# LISTING

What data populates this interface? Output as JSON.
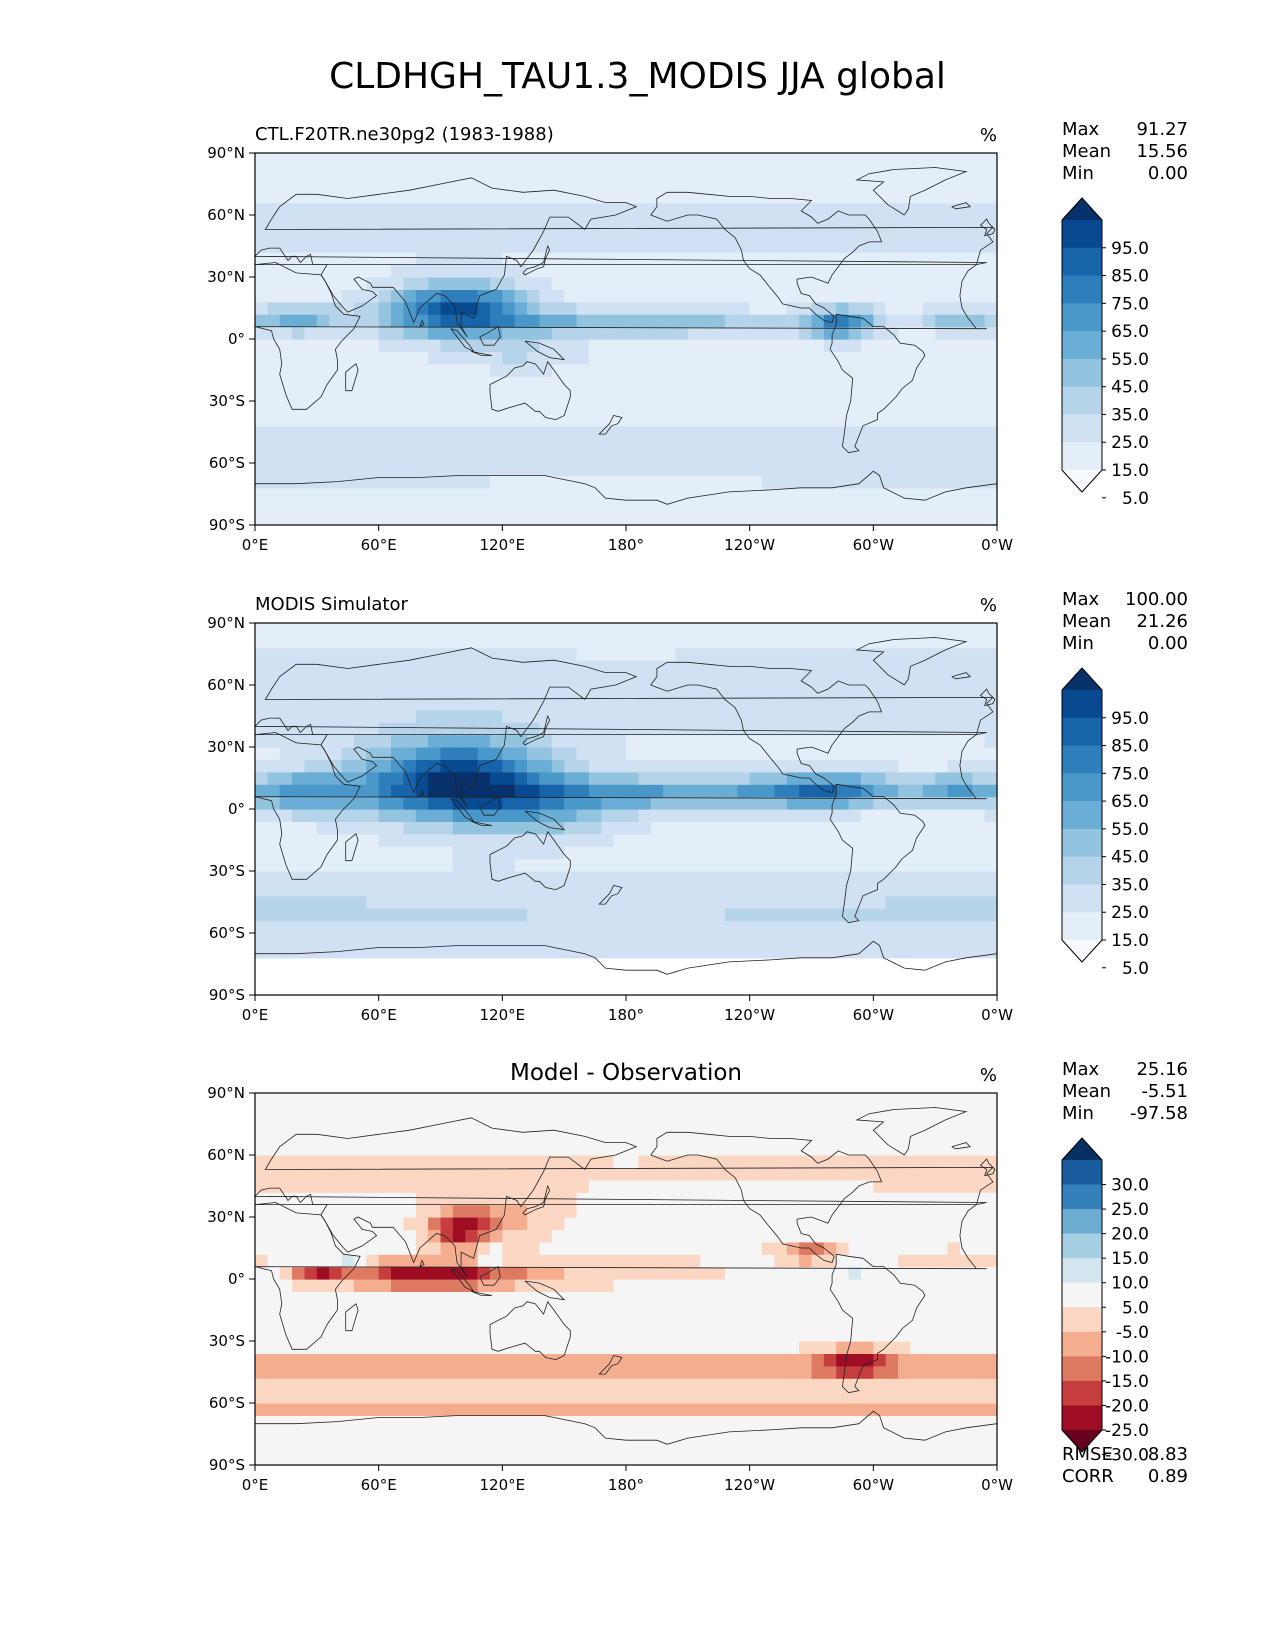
{
  "title": "CLDHGH_TAU1.3_MODIS JJA global",
  "x_ticks": [
    "0°E",
    "60°E",
    "120°E",
    "180°",
    "120°W",
    "60°W",
    "0°W"
  ],
  "y_ticks": [
    "90°N",
    "60°N",
    "30°N",
    "0°",
    "30°S",
    "60°S",
    "90°S"
  ],
  "panels": [
    {
      "id": "test",
      "title_left": "CTL.F20TR.ne30pg2 (1983-1988)",
      "title_center": "",
      "units": "%",
      "stats": [
        {
          "label": "Max",
          "value": "91.27"
        },
        {
          "label": "Mean",
          "value": "15.56"
        },
        {
          "label": "Min",
          "value": "0.00"
        }
      ],
      "colorbar_labels": [
        "95.0",
        "85.0",
        "75.0",
        "65.0",
        "55.0",
        "45.0",
        "35.0",
        "25.0",
        "15.0",
        "5.0"
      ],
      "colors": [
        "#f7fbff",
        "#e3eef9",
        "#cfe1f2",
        "#b5d4e9",
        "#93c4df",
        "#6aadd5",
        "#4a98c9",
        "#2e7ebc",
        "#1764ab",
        "#084a91",
        "#08306b"
      ]
    },
    {
      "id": "ref",
      "title_left": "MODIS Simulator",
      "title_center": "",
      "units": "%",
      "stats": [
        {
          "label": "Max",
          "value": "100.00"
        },
        {
          "label": "Mean",
          "value": "21.26"
        },
        {
          "label": "Min",
          "value": "0.00"
        }
      ],
      "colorbar_labels": [
        "95.0",
        "85.0",
        "75.0",
        "65.0",
        "55.0",
        "45.0",
        "35.0",
        "25.0",
        "15.0",
        "5.0"
      ],
      "colors": [
        "#f7fbff",
        "#e3eef9",
        "#cfe1f2",
        "#b5d4e9",
        "#93c4df",
        "#6aadd5",
        "#4a98c9",
        "#2e7ebc",
        "#1764ab",
        "#084a91",
        "#08306b"
      ]
    },
    {
      "id": "diff",
      "title_left": "",
      "title_center": "Model - Observation",
      "units": "%",
      "stats": [
        {
          "label": "Max",
          "value": "25.16"
        },
        {
          "label": "Mean",
          "value": "-5.51"
        },
        {
          "label": "Min",
          "value": "-97.58"
        }
      ],
      "colorbar_labels": [
        "30.0",
        "25.0",
        "20.0",
        "15.0",
        "10.0",
        "5.0",
        "-5.0",
        "-10.0",
        "-15.0",
        "-20.0",
        "-25.0",
        "-30.0"
      ],
      "colors": [
        "#67001f",
        "#9e0d24",
        "#c53e3d",
        "#df7a62",
        "#f4ad8e",
        "#fbd6c2",
        "#f5f5f5",
        "#d4e7f0",
        "#a5cfe3",
        "#6bacd0",
        "#3580b9",
        "#195b9d",
        "#053061"
      ],
      "bottom_stats": [
        {
          "label": "RMSE",
          "value": "8.83"
        },
        {
          "label": "CORR",
          "value": "0.89"
        }
      ]
    }
  ],
  "chart_data": [
    {
      "type": "heatmap",
      "title": "CTL.F20TR.ne30pg2 (1983-1988)",
      "projection": "PlateCarree",
      "lon_range": [
        0,
        360
      ],
      "lat_range": [
        -90,
        90
      ],
      "units": "%",
      "levels": [
        0,
        5,
        15,
        25,
        35,
        45,
        55,
        65,
        75,
        85,
        95,
        100
      ],
      "max": 91.27,
      "mean": 15.56,
      "min": 0.0
    },
    {
      "type": "heatmap",
      "title": "MODIS Simulator",
      "projection": "PlateCarree",
      "lon_range": [
        0,
        360
      ],
      "lat_range": [
        -90,
        90
      ],
      "units": "%",
      "levels": [
        0,
        5,
        15,
        25,
        35,
        45,
        55,
        65,
        75,
        85,
        95,
        100
      ],
      "max": 100.0,
      "mean": 21.26,
      "min": 0.0
    },
    {
      "type": "heatmap",
      "title": "Model - Observation",
      "projection": "PlateCarree",
      "lon_range": [
        0,
        360
      ],
      "lat_range": [
        -90,
        90
      ],
      "units": "%",
      "levels": [
        -30,
        -25,
        -20,
        -15,
        -10,
        -5,
        5,
        10,
        15,
        20,
        25,
        30
      ],
      "max": 25.16,
      "mean": -5.51,
      "min": -97.58,
      "rmse": 8.83,
      "corr": 0.89
    }
  ]
}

# TASK INSTRUCTIONS
Pick out the lines containing the string "Observation".

# RESPONSE BELOW
      "title_center": "Model - Observation",
      "title": "Model - Observation",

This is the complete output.